— START OF Exercise inputs —

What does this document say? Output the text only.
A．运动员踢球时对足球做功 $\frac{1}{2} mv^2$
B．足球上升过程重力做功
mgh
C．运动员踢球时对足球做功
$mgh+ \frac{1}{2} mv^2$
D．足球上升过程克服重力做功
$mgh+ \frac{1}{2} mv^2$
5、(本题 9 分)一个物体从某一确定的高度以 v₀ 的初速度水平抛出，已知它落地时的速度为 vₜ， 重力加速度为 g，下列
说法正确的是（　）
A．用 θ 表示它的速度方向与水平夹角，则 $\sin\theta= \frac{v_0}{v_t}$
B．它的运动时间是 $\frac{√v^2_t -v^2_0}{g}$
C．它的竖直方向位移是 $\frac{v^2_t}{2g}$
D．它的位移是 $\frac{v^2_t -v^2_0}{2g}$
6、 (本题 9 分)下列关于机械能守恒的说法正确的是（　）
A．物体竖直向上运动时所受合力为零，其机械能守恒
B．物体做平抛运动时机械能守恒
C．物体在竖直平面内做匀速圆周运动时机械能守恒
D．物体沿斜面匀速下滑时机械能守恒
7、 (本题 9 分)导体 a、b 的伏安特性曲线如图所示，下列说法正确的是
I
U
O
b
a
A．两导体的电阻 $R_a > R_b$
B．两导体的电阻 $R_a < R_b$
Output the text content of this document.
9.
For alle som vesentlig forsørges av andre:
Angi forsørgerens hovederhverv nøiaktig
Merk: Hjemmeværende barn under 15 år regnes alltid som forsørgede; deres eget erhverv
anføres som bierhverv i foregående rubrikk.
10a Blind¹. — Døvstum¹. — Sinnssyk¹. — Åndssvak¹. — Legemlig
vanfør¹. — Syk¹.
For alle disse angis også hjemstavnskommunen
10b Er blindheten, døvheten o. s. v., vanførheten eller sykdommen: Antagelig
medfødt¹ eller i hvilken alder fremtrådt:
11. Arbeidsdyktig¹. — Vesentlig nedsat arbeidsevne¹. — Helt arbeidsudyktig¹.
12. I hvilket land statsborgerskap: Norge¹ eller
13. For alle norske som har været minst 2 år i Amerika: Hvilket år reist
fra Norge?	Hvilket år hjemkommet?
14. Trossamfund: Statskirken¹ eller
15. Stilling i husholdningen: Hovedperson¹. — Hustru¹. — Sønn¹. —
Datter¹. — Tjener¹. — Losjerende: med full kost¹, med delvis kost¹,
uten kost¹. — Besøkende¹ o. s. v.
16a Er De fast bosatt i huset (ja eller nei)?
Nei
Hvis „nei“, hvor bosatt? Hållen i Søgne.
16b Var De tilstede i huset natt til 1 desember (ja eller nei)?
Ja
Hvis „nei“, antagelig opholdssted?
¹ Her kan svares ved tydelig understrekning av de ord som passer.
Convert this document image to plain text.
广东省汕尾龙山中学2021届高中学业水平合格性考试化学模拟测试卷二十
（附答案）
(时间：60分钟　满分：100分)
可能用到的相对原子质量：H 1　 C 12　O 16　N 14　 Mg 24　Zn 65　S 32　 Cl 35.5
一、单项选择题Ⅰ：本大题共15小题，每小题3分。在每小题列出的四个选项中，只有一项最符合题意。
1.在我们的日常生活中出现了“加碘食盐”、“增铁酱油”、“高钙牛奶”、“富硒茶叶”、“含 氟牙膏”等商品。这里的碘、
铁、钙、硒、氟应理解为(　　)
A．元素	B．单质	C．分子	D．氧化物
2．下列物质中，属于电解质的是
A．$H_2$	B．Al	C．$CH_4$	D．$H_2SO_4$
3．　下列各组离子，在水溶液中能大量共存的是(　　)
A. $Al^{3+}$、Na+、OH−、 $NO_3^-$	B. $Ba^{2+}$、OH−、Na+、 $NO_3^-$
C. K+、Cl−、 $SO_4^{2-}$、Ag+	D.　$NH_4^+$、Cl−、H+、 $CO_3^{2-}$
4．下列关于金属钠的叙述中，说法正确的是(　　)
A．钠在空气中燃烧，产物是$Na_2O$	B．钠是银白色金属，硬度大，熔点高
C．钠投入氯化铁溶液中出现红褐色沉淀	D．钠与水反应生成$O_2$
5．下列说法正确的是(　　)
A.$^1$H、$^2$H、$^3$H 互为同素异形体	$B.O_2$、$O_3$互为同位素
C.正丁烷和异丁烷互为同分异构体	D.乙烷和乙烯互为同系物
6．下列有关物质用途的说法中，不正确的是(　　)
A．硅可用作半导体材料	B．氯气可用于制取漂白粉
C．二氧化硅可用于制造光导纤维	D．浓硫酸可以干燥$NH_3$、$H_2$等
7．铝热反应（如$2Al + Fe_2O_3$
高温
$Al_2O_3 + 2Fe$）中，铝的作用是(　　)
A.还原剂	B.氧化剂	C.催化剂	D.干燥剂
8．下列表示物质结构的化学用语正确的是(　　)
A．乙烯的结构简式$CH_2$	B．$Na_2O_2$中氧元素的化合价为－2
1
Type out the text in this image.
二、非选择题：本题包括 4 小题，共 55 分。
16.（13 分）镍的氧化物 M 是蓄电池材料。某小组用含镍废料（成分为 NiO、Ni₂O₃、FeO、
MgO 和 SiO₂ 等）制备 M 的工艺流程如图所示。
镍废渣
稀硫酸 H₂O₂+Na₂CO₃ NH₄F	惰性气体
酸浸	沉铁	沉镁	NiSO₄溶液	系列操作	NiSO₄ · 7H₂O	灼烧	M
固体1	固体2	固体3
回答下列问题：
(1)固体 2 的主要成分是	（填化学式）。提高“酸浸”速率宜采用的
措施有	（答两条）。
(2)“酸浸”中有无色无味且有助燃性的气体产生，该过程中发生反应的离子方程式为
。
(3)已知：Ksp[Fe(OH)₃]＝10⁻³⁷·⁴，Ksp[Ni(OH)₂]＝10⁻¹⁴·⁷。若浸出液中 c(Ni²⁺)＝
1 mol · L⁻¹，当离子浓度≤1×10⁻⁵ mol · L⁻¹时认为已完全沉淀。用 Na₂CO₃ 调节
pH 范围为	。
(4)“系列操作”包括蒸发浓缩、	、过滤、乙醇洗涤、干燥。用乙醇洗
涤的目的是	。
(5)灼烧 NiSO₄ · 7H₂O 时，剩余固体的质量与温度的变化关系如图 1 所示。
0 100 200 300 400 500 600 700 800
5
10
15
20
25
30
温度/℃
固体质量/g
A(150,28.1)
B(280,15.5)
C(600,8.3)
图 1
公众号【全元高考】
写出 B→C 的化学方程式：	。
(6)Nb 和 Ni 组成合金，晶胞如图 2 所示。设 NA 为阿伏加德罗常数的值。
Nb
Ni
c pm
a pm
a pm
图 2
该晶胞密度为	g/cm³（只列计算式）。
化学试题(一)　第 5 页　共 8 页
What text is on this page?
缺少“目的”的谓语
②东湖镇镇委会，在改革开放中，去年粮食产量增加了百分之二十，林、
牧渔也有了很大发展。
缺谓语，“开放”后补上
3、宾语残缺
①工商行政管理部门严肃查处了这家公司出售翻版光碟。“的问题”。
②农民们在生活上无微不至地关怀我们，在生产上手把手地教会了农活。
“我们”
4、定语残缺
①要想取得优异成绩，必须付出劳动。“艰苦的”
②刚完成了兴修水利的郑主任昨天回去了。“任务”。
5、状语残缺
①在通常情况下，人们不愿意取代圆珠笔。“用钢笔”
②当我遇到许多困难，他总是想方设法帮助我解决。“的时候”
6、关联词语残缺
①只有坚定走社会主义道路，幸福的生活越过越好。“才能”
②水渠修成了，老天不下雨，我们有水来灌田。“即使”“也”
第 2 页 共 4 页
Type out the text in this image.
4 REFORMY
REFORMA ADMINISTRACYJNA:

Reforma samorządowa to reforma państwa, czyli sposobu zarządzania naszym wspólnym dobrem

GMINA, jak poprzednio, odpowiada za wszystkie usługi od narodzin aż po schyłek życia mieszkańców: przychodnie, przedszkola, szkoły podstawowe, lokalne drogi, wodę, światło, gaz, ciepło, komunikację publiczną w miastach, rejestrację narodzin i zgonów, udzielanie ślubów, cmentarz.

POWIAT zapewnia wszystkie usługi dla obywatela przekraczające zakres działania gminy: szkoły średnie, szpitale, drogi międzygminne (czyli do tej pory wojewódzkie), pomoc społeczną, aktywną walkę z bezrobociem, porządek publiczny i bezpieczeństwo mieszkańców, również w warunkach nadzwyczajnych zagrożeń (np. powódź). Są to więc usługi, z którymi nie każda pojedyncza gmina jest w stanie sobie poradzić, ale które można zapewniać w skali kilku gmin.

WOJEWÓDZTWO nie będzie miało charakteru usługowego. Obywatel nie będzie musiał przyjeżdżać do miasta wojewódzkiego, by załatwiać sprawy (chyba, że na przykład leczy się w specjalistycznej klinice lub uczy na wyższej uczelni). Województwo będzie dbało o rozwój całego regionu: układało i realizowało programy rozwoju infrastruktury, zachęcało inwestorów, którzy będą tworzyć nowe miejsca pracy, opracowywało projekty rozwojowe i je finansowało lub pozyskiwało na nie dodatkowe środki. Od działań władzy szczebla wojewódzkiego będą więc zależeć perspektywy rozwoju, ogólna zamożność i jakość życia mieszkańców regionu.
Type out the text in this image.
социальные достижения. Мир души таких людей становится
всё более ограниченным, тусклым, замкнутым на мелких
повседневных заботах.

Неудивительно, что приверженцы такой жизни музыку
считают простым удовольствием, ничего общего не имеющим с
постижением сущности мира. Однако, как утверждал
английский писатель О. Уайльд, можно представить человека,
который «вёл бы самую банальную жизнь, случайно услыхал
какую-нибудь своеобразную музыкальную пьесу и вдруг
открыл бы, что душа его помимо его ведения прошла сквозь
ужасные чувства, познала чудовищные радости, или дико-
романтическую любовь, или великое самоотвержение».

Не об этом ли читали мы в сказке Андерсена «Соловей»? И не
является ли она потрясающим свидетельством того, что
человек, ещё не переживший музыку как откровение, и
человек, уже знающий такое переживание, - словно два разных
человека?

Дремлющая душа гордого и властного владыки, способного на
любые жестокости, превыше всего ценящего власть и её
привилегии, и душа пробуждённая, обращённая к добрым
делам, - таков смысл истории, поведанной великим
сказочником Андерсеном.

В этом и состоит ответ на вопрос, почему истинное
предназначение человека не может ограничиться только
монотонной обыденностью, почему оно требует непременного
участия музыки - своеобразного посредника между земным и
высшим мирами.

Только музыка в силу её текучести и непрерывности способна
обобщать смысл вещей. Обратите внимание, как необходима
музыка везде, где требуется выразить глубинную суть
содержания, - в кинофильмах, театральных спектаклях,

— END OF Exercise inputs —

--- Given problem ---
Pull every line containing the word "NiSO₄" out of the material and copy it.

--- Response for this exercise ---
酸浸	沉铁	沉镁	NiSO₄溶液	系列操作	NiSO₄ · 7H₂O	灼烧	M
(5)灼烧 NiSO₄ · 7H₂O 时，剩余固体的质量与温度的变化关系如图 1 所示。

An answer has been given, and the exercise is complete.